• _Task statement_
Pull every line containing "Create" out of the material below.

[Start of The records]

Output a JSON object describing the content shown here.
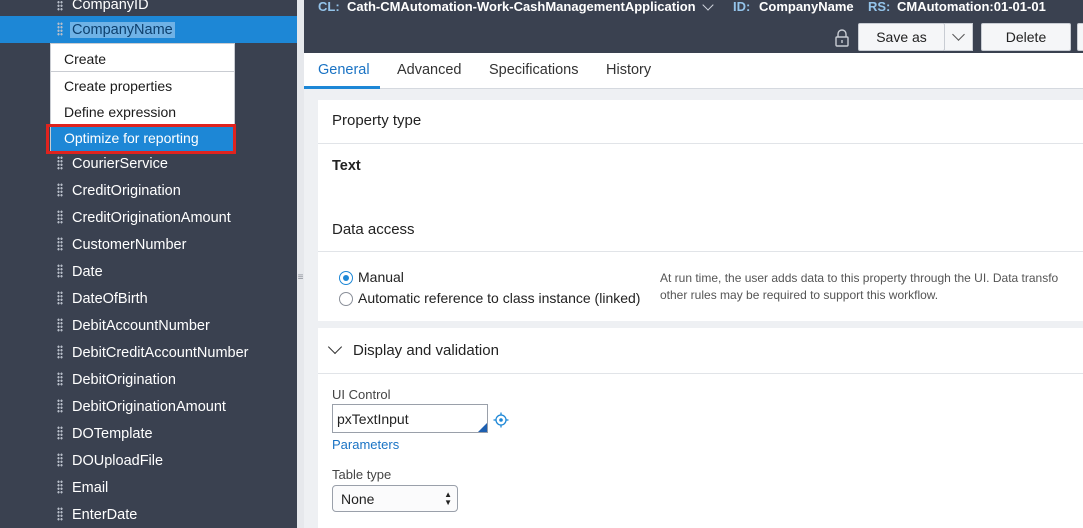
{
  "sidebar": {
    "items": [
      {
        "label": "CompanyID"
      },
      {
        "label": "CompanyName"
      },
      {
        "label": ""
      },
      {
        "label": ""
      },
      {
        "label": ""
      },
      {
        "label": ""
      },
      {
        "label": "CourierService"
      },
      {
        "label": "CreditOrigination"
      },
      {
        "label": "CreditOriginationAmount"
      },
      {
        "label": "CustomerNumber"
      },
      {
        "label": "Date"
      },
      {
        "label": "DateOfBirth"
      },
      {
        "label": "DebitAccountNumber"
      },
      {
        "label": "DebitCreditAccountNumber"
      },
      {
        "label": "DebitOrigination"
      },
      {
        "label": "DebitOriginationAmount"
      },
      {
        "label": "DOTemplate"
      },
      {
        "label": "DOUploadFile"
      },
      {
        "label": "Email"
      },
      {
        "label": "EnterDate"
      }
    ]
  },
  "context_menu": {
    "items": [
      {
        "label": "Create"
      },
      {
        "label": "Create properties"
      },
      {
        "label": "Define expression"
      },
      {
        "label": "Optimize for reporting"
      }
    ]
  },
  "header": {
    "cl_key": "CL:",
    "cl_value": "Cath-CMAutomation-Work-CashManagementApplication",
    "id_key": "ID:",
    "id_value": "CompanyName",
    "rs_key": "RS:",
    "rs_value": "CMAutomation:01-01-01",
    "save_as_label": "Save as",
    "delete_label": "Delete"
  },
  "tabs": [
    {
      "label": "General"
    },
    {
      "label": "Advanced"
    },
    {
      "label": "Specifications"
    },
    {
      "label": "History"
    }
  ],
  "property_type": {
    "title": "Property type",
    "value": "Text"
  },
  "data_access": {
    "title": "Data access",
    "options": [
      {
        "label": "Manual",
        "checked": true
      },
      {
        "label": "Automatic reference to class instance (linked)",
        "checked": false
      }
    ],
    "help_line1": "At run time, the user adds data to this property through the UI. Data transfo",
    "help_line2": "other rules may be required to support this workflow."
  },
  "display_validation": {
    "title": "Display and validation",
    "ui_control_label": "UI Control",
    "ui_control_value": "pxTextInput",
    "parameters_link": "Parameters",
    "table_type_label": "Table type",
    "table_type_value": "None"
  },
  "colors": {
    "accent": "#1d87d6",
    "sidebar_bg": "#3a4150",
    "highlight_outline": "#e0231e"
  }
}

[End of The records]

• _Exercise output_
        "label": "Create"
        "label": "Create properties"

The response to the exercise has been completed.